Instruction - Would you output the whole listing below, exactly as it reads?

Collection entries
* * *

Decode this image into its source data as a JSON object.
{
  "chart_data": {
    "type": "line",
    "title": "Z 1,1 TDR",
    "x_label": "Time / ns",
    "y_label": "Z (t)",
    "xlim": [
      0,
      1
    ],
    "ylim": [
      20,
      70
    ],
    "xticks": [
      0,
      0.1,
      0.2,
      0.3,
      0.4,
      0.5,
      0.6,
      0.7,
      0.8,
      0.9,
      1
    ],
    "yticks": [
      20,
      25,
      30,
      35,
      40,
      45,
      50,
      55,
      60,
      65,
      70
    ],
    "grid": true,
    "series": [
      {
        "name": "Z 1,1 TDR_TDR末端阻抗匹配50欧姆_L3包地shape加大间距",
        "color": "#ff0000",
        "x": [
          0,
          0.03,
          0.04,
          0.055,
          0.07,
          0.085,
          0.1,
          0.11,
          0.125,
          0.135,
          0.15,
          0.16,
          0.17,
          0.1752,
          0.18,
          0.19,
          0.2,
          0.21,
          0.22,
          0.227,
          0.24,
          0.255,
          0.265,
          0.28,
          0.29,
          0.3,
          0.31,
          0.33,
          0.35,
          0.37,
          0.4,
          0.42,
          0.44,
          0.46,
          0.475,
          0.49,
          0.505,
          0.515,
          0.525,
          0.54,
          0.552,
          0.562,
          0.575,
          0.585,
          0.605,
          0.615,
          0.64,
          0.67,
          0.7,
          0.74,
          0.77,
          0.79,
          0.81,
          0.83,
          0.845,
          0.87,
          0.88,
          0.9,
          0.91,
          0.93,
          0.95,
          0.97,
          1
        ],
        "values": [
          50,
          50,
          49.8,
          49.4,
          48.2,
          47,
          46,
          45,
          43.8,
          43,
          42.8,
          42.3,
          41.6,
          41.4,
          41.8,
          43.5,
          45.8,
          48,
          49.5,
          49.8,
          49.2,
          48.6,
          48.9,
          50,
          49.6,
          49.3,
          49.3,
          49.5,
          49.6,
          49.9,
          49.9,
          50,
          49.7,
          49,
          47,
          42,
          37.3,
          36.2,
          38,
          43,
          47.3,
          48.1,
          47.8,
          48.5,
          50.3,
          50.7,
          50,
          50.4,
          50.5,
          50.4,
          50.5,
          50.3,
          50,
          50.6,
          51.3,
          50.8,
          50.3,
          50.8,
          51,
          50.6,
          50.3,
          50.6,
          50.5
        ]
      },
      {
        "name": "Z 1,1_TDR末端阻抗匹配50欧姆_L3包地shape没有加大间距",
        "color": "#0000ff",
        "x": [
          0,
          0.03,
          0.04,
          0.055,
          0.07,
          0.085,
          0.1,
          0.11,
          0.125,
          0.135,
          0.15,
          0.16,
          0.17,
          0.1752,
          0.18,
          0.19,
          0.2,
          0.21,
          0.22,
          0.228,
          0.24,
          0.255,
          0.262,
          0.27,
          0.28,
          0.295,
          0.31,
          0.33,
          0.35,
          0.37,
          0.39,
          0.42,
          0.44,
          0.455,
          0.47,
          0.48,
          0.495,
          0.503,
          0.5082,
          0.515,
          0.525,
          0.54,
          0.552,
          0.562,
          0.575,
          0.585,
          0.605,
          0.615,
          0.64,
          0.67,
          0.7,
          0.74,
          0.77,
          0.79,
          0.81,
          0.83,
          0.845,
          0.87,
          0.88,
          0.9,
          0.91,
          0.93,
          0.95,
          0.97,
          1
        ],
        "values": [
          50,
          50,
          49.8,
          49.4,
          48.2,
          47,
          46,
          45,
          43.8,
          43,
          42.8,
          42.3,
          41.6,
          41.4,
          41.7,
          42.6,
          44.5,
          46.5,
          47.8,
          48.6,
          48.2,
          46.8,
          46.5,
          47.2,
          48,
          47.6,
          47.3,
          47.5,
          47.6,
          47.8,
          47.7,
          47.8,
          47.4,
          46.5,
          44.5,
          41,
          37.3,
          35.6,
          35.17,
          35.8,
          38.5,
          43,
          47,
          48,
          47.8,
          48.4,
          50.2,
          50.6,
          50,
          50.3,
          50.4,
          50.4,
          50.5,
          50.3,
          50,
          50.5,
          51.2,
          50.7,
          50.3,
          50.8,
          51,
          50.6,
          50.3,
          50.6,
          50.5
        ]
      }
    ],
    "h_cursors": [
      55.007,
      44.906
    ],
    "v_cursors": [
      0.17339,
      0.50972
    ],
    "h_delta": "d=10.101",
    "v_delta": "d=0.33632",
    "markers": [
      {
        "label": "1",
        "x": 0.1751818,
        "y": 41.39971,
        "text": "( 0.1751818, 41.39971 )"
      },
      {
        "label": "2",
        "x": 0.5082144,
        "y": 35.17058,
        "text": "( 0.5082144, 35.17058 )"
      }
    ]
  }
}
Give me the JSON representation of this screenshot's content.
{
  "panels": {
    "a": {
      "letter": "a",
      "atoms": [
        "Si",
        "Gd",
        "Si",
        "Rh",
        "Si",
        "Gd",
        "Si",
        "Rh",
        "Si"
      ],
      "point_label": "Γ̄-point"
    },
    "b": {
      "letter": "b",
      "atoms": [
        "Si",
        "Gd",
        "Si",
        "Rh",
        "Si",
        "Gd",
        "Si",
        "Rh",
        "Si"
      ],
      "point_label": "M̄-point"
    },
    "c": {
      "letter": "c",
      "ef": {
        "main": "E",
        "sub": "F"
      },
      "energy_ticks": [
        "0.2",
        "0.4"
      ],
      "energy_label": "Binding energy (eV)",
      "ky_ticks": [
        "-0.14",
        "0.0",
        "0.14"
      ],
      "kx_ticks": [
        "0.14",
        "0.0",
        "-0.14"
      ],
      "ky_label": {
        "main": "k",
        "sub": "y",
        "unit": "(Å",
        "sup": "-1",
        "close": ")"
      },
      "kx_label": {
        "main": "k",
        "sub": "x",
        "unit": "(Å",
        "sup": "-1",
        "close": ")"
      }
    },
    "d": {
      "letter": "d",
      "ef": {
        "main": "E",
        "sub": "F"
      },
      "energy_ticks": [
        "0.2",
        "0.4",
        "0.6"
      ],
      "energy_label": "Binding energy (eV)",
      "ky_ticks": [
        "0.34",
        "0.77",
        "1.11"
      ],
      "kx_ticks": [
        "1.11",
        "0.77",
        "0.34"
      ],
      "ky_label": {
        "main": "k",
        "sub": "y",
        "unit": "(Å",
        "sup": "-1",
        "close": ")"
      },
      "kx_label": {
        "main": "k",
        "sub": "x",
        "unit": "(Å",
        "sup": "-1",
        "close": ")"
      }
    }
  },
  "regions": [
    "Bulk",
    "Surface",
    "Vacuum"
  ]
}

* * *

Response for this exercise -
Decode this image into its source data as a JSON object.
{
  "chart_data": {
    "type": "line",
    "title": "Z 1,1 TDR",
    "x_label": "Time / ns",
    "y_label": "Z (t)",
    "xlim": [
      0,
      1
    ],
    "ylim": [
      20,
      70
    ],
    "xticks": [
      0,
      0.1,
      0.2,
      0.3,
      0.4,
      0.5,
      0.6,
      0.7,
      0.8,
      0.9,
      1
    ],
    "yticks": [
      20,
      25,
      30,
      35,
      40,
      45,
      50,
      55,
      60,
      65,
      70
    ],
    "grid": true,
    "series": [
      {
        "name": "Z 1,1 TDR_TDR末端阻抗匹配50欧姆_L3包地shape加大间距",
        "color": "#ff0000",
        "x": [
          0,
          0.03,
          0.04,
          0.055,
          0.07,
          0.085,
          0.1,
          0.11,
          0.125,
          0.135,
          0.15,
          0.16,
          0.17,
          0.1752,
          0.18,
          0.19,
          0.2,
          0.21,
          0.22,
          0.227,
          0.24,
          0.255,
          0.265,
          0.28,
          0.29,
          0.3,
          0.31,
          0.33,
          0.35,
          0.37,
          0.4,
          0.42,
          0.44,
          0.46,
          0.475,
          0.49,
          0.505,
          0.515,
          0.525,
          0.54,
          0.552,
          0.562,
          0.575,
          0.585,
          0.605,
          0.615,
          0.64,
          0.67,
          0.7,
          0.74,
          0.77,
          0.79,
          0.81,
          0.83,
          0.845,
          0.87,
          0.88,
          0.9,
          0.91,
          0.93,
          0.95,
          0.97,
          1
        ],
        "values": [
          50,
          50,
          49.8,
          49.4,
          48.2,
          47,
          46,
          45,
          43.8,
          43,
          42.8,
          42.3,
          41.6,
          41.4,
          41.8,
          43.5,
          45.8,
          48,
          49.5,
          49.8,
          49.2,
          48.6,
          48.9,
          50,
          49.6,
          49.3,
          49.3,
          49.5,
          49.6,
          49.9,
          49.9,
          50,
          49.7,
          49,
          47,
          42,
          37.3,
          36.2,
          38,
          43,
          47.3,
          48.1,
          47.8,
          48.5,
          50.3,
          50.7,
          50,
          50.4,
          50.5,
          50.4,
          50.5,
          50.3,
          50,
          50.6,
          51.3,
          50.8,
          50.3,
          50.8,
          51,
          50.6,
          50.3,
          50.6,
          50.5
        ]
      },
      {
        "name": "Z 1,1_TDR末端阻抗匹配50欧姆_L3包地shape没有加大间距",
        "color": "#0000ff",
        "x": [
          0,
          0.03,
          0.04,
          0.055,
          0.07,
          0.085,
          0.1,
          0.11,
          0.125,
          0.135,
          0.15,
          0.16,
          0.17,
          0.1752,
          0.18,
          0.19,
          0.2,
          0.21,
          0.22,
          0.228,
          0.24,
          0.255,
          0.262,
          0.27,
          0.28,
          0.295,
          0.31,
          0.33,
          0.35,
          0.37,
          0.39,
          0.42,
          0.44,
          0.455,
          0.47,
          0.48,
          0.495,
          0.503,
          0.5082,
          0.515,
          0.525,
          0.54,
          0.552,
          0.562,
          0.575,
          0.585,
          0.605,
          0.615,
          0.64,
          0.67,
          0.7,
          0.74,
          0.77,
          0.79,
          0.81,
          0.83,
          0.845,
          0.87,
          0.88,
          0.9,
          0.91,
          0.93,
          0.95,
          0.97,
          1
        ],
        "values": [
          50,
          50,
          49.8,
          49.4,
          48.2,
          47,
          46,
          45,
          43.8,
          43,
          42.8,
          42.3,
          41.6,
          41.4,
          41.7,
          42.6,
          44.5,
          46.5,
          47.8,
          48.6,
          48.2,
          46.8,
          46.5,
          47.2,
          48,
          47.6,
          47.3,
          47.5,
          47.6,
          47.8,
          47.7,
          47.8,
          47.4,
          46.5,
          44.5,
          41,
          37.3,
          35.6,
          35.17,
          35.8,
          38.5,
          43,
          47,
          48,
          47.8,
          48.4,
          50.2,
          50.6,
          50,
          50.3,
          50.4,
          50.4,
          50.5,
          50.3,
          50,
          50.5,
          51.2,
          50.7,
          50.3,
          50.8,
          51,
          50.6,
          50.3,
          50.6,
          50.5
        ]
      }
    ],
    "h_cursors": [
      55.007,
      44.906
    ],
    "v_cursors": [
      0.17339,
      0.50972
    ],
    "h_delta": "d=10.101",
    "v_delta": "d=0.33632",
    "markers": [
      {
        "label": "1",
        "x": 0.1751818,
        "y": 41.39971,
        "text": "( 0.1751818, 41.39971 )"
      },
      {
        "label": "2",
        "x": 0.5082144,
        "y": 35.17058,
        "text": "( 0.5082144, 35.17058 )"
      }
    ]
  }
}
Give me the JSON representation of this screenshot's content.
{
  "panels": {
    "a": {
      "letter": "a",
      "atoms": [
        "Si",
        "Gd",
        "Si",
        "Rh",
        "Si",
        "Gd",
        "Si",
        "Rh",
        "Si"
      ],
      "point_label": "Γ̄-point"
    },
    "b": {
      "letter": "b",
      "atoms": [
        "Si",
        "Gd",
        "Si",
        "Rh",
        "Si",
        "Gd",
        "Si",
        "Rh",
        "Si"
      ],
      "point_label": "M̄-point"
    },
    "c": {
      "letter": "c",
      "ef": {
        "main": "E",
        "sub": "F"
      },
      "energy_ticks": [
        "0.2",
        "0.4"
      ],
      "energy_label": "Binding energy (eV)",
      "ky_ticks": [
        "-0.14",
        "0.0",
        "0.14"
      ],
      "kx_ticks": [
        "0.14",
        "0.0",
        "-0.14"
      ],
      "ky_label": {
        "main": "k",
        "sub": "y",
        "unit": "(Å",
        "sup": "-1",
        "close": ")"
      },
      "kx_label": {
        "main": "k",
        "sub": "x",
        "unit": "(Å",
        "sup": "-1",
        "close": ")"
      }
    },
    "d": {
      "letter": "d",
      "ef": {
        "main": "E",
        "sub": "F"
      },
      "energy_ticks": [
        "0.2",
        "0.4",
        "0.6"
      ],
      "energy_label": "Binding energy (eV)",
      "ky_ticks": [
        "0.34",
        "0.77",
        "1.11"
      ],
      "kx_ticks": [
        "1.11",
        "0.77",
        "0.34"
      ],
      "ky_label": {
        "main": "k",
        "sub": "y",
        "unit": "(Å",
        "sup": "-1",
        "close": ")"
      },
      "kx_label": {
        "main": "k",
        "sub": "x",
        "unit": "(Å",
        "sup": "-1",
        "close": ")"
      }
    }
  },
  "regions": [
    "Bulk",
    "Surface",
    "Vacuum"
  ]
}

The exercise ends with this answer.